╔══

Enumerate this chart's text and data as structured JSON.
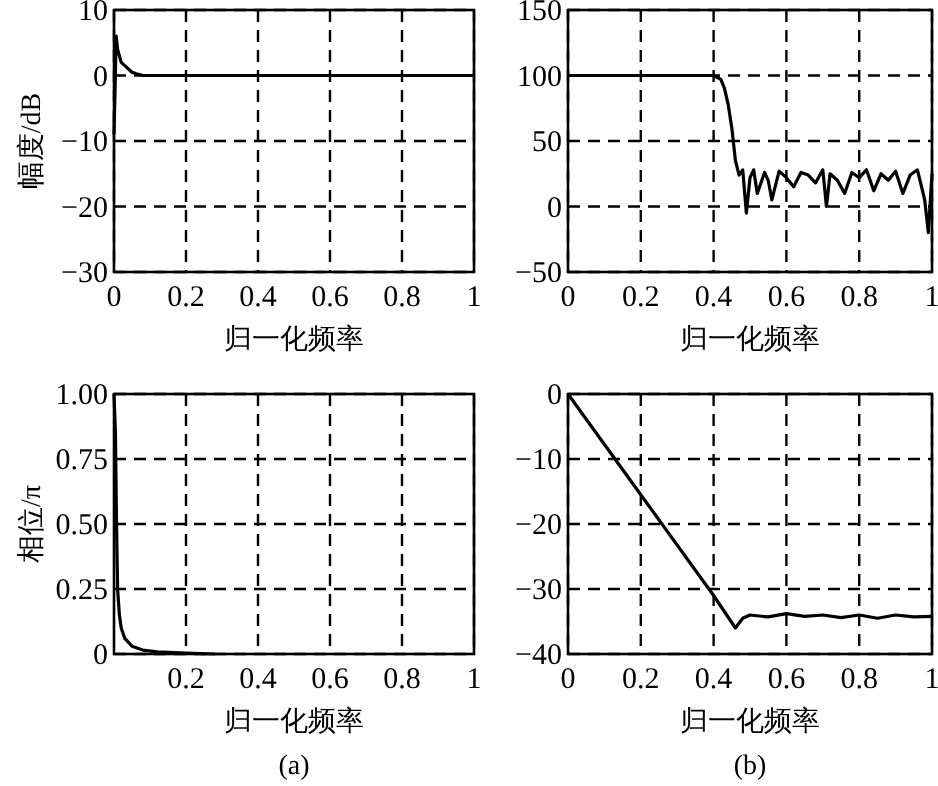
{
  "chart_data": [
    {
      "type": "line",
      "ylabel": "幅度/dB",
      "xlabel": "归一化频率",
      "xlim": [
        0,
        1
      ],
      "ylim": [
        -30,
        10
      ],
      "xticks": [
        0,
        0.2,
        0.4,
        0.6,
        0.8,
        1
      ],
      "yticks": [
        -30,
        -20,
        -10,
        0,
        10
      ],
      "grid": true,
      "marker": "none",
      "line_style": "solid",
      "series": [
        {
          "color": "#000000",
          "x": [
            0,
            0.003,
            0.006,
            0.01,
            0.015,
            0.02,
            0.03,
            0.04,
            0.05,
            0.06,
            0.08,
            0.1,
            0.3,
            0.6,
            1
          ],
          "values": [
            -9,
            -2,
            6,
            4,
            3,
            2,
            1.5,
            1,
            0.5,
            0.3,
            0,
            0,
            0,
            0,
            0
          ]
        }
      ]
    },
    {
      "type": "line",
      "xlabel": "归一化频率",
      "xlim": [
        0,
        1
      ],
      "ylim": [
        -50,
        150
      ],
      "xticks": [
        0,
        0.2,
        0.4,
        0.6,
        0.8,
        1
      ],
      "yticks": [
        -50,
        0,
        50,
        100,
        150
      ],
      "grid": true,
      "marker": "none",
      "line_style": "solid",
      "series": [
        {
          "color": "#000000",
          "x": [
            0,
            0.2,
            0.4,
            0.42,
            0.43,
            0.44,
            0.45,
            0.46,
            0.47,
            0.48,
            0.49,
            0.5,
            0.51,
            0.52,
            0.54,
            0.55,
            0.56,
            0.58,
            0.6,
            0.62,
            0.64,
            0.66,
            0.68,
            0.7,
            0.71,
            0.72,
            0.74,
            0.76,
            0.78,
            0.8,
            0.82,
            0.84,
            0.86,
            0.88,
            0.9,
            0.92,
            0.94,
            0.96,
            0.98,
            0.99,
            1
          ],
          "values": [
            100,
            100,
            100,
            97,
            90,
            78,
            60,
            35,
            24,
            28,
            -5,
            22,
            28,
            10,
            26,
            20,
            5,
            27,
            22,
            15,
            26,
            24,
            18,
            28,
            0,
            25,
            20,
            10,
            26,
            22,
            28,
            12,
            25,
            20,
            27,
            10,
            24,
            28,
            5,
            -20,
            25
          ]
        }
      ]
    },
    {
      "type": "line",
      "ylabel": "相位/π",
      "xlabel": "归一化频率",
      "xlim": [
        0,
        1
      ],
      "ylim": [
        0,
        1
      ],
      "xticks": [
        0.2,
        0.4,
        0.6,
        0.8,
        1
      ],
      "yticks": [
        {
          "value": 0,
          "label": "0"
        },
        {
          "value": 0.25,
          "label": "0.25"
        },
        {
          "value": 0.5,
          "label": "0.50"
        },
        {
          "value": 0.75,
          "label": "0.75"
        },
        {
          "value": 1,
          "label": "1.00"
        }
      ],
      "grid": true,
      "marker": "none",
      "line_style": "solid",
      "annotations": [
        "(a)"
      ],
      "series": [
        {
          "color": "#000000",
          "x": [
            0,
            0.004,
            0.007,
            0.01,
            0.015,
            0.02,
            0.03,
            0.05,
            0.08,
            0.12,
            0.2,
            0.28
          ],
          "values": [
            1,
            0.85,
            0.5,
            0.25,
            0.15,
            0.1,
            0.06,
            0.03,
            0.015,
            0.008,
            0.003,
            0
          ]
        }
      ]
    },
    {
      "type": "line",
      "xlabel": "归一化频率",
      "xlim": [
        0,
        1
      ],
      "ylim": [
        -40,
        0
      ],
      "xticks": [
        0,
        0.2,
        0.4,
        0.6,
        0.8,
        1
      ],
      "yticks": [
        -40,
        -30,
        -20,
        -10,
        0
      ],
      "grid": true,
      "marker": "none",
      "line_style": "solid",
      "annotations": [
        "(b)"
      ],
      "series": [
        {
          "color": "#000000",
          "x": [
            0,
            0.2,
            0.4,
            0.46,
            0.48,
            0.5,
            0.55,
            0.6,
            0.65,
            0.7,
            0.75,
            0.8,
            0.85,
            0.9,
            0.95,
            1
          ],
          "values": [
            0,
            -15.5,
            -31,
            -36,
            -34.5,
            -34,
            -34.3,
            -33.8,
            -34.2,
            -34,
            -34.4,
            -34,
            -34.5,
            -34,
            -34.3,
            -34.2
          ]
        }
      ]
    }
  ]
}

╚══

GIVEN REQUEST → Excluding the pictures, restate the records above word for word.

OUTPUT FOR THIS TASK →
Enumerate this chart's text and data as structured JSON.
{
  "chart_data": [
    {
      "type": "line",
      "ylabel": "幅度/dB",
      "xlabel": "归一化频率",
      "xlim": [
        0,
        1
      ],
      "ylim": [
        -30,
        10
      ],
      "xticks": [
        0,
        0.2,
        0.4,
        0.6,
        0.8,
        1
      ],
      "yticks": [
        -30,
        -20,
        -10,
        0,
        10
      ],
      "grid": true,
      "marker": "none",
      "line_style": "solid",
      "series": [
        {
          "color": "#000000",
          "x": [
            0,
            0.003,
            0.006,
            0.01,
            0.015,
            0.02,
            0.03,
            0.04,
            0.05,
            0.06,
            0.08,
            0.1,
            0.3,
            0.6,
            1
          ],
          "values": [
            -9,
            -2,
            6,
            4,
            3,
            2,
            1.5,
            1,
            0.5,
            0.3,
            0,
            0,
            0,
            0,
            0
          ]
        }
      ]
    },
    {
      "type": "line",
      "xlabel": "归一化频率",
      "xlim": [
        0,
        1
      ],
      "ylim": [
        -50,
        150
      ],
      "xticks": [
        0,
        0.2,
        0.4,
        0.6,
        0.8,
        1
      ],
      "yticks": [
        -50,
        0,
        50,
        100,
        150
      ],
      "grid": true,
      "marker": "none",
      "line_style": "solid",
      "series": [
        {
          "color": "#000000",
          "x": [
            0,
            0.2,
            0.4,
            0.42,
            0.43,
            0.44,
            0.45,
            0.46,
            0.47,
            0.48,
            0.49,
            0.5,
            0.51,
            0.52,
            0.54,
            0.55,
            0.56,
            0.58,
            0.6,
            0.62,
            0.64,
            0.66,
            0.68,
            0.7,
            0.71,
            0.72,
            0.74,
            0.76,
            0.78,
            0.8,
            0.82,
            0.84,
            0.86,
            0.88,
            0.9,
            0.92,
            0.94,
            0.96,
            0.98,
            0.99,
            1
          ],
          "values": [
            100,
            100,
            100,
            97,
            90,
            78,
            60,
            35,
            24,
            28,
            -5,
            22,
            28,
            10,
            26,
            20,
            5,
            27,
            22,
            15,
            26,
            24,
            18,
            28,
            0,
            25,
            20,
            10,
            26,
            22,
            28,
            12,
            25,
            20,
            27,
            10,
            24,
            28,
            5,
            -20,
            25
          ]
        }
      ]
    },
    {
      "type": "line",
      "ylabel": "相位/π",
      "xlabel": "归一化频率",
      "xlim": [
        0,
        1
      ],
      "ylim": [
        0,
        1
      ],
      "xticks": [
        0.2,
        0.4,
        0.6,
        0.8,
        1
      ],
      "yticks": [
        {
          "value": 0,
          "label": "0"
        },
        {
          "value": 0.25,
          "label": "0.25"
        },
        {
          "value": 0.5,
          "label": "0.50"
        },
        {
          "value": 0.75,
          "label": "0.75"
        },
        {
          "value": 1,
          "label": "1.00"
        }
      ],
      "grid": true,
      "marker": "none",
      "line_style": "solid",
      "annotations": [
        "(a)"
      ],
      "series": [
        {
          "color": "#000000",
          "x": [
            0,
            0.004,
            0.007,
            0.01,
            0.015,
            0.02,
            0.03,
            0.05,
            0.08,
            0.12,
            0.2,
            0.28
          ],
          "values": [
            1,
            0.85,
            0.5,
            0.25,
            0.15,
            0.1,
            0.06,
            0.03,
            0.015,
            0.008,
            0.003,
            0
          ]
        }
      ]
    },
    {
      "type": "line",
      "xlabel": "归一化频率",
      "xlim": [
        0,
        1
      ],
      "ylim": [
        -40,
        0
      ],
      "xticks": [
        0,
        0.2,
        0.4,
        0.6,
        0.8,
        1
      ],
      "yticks": [
        -40,
        -30,
        -20,
        -10,
        0
      ],
      "grid": true,
      "marker": "none",
      "line_style": "solid",
      "annotations": [
        "(b)"
      ],
      "series": [
        {
          "color": "#000000",
          "x": [
            0,
            0.2,
            0.4,
            0.46,
            0.48,
            0.5,
            0.55,
            0.6,
            0.65,
            0.7,
            0.75,
            0.8,
            0.85,
            0.9,
            0.95,
            1
          ],
          "values": [
            0,
            -15.5,
            -31,
            -36,
            -34.5,
            -34,
            -34.3,
            -33.8,
            -34.2,
            -34,
            -34.4,
            -34,
            -34.5,
            -34,
            -34.3,
            -34.2
          ]
        }
      ]
    }
  ]
}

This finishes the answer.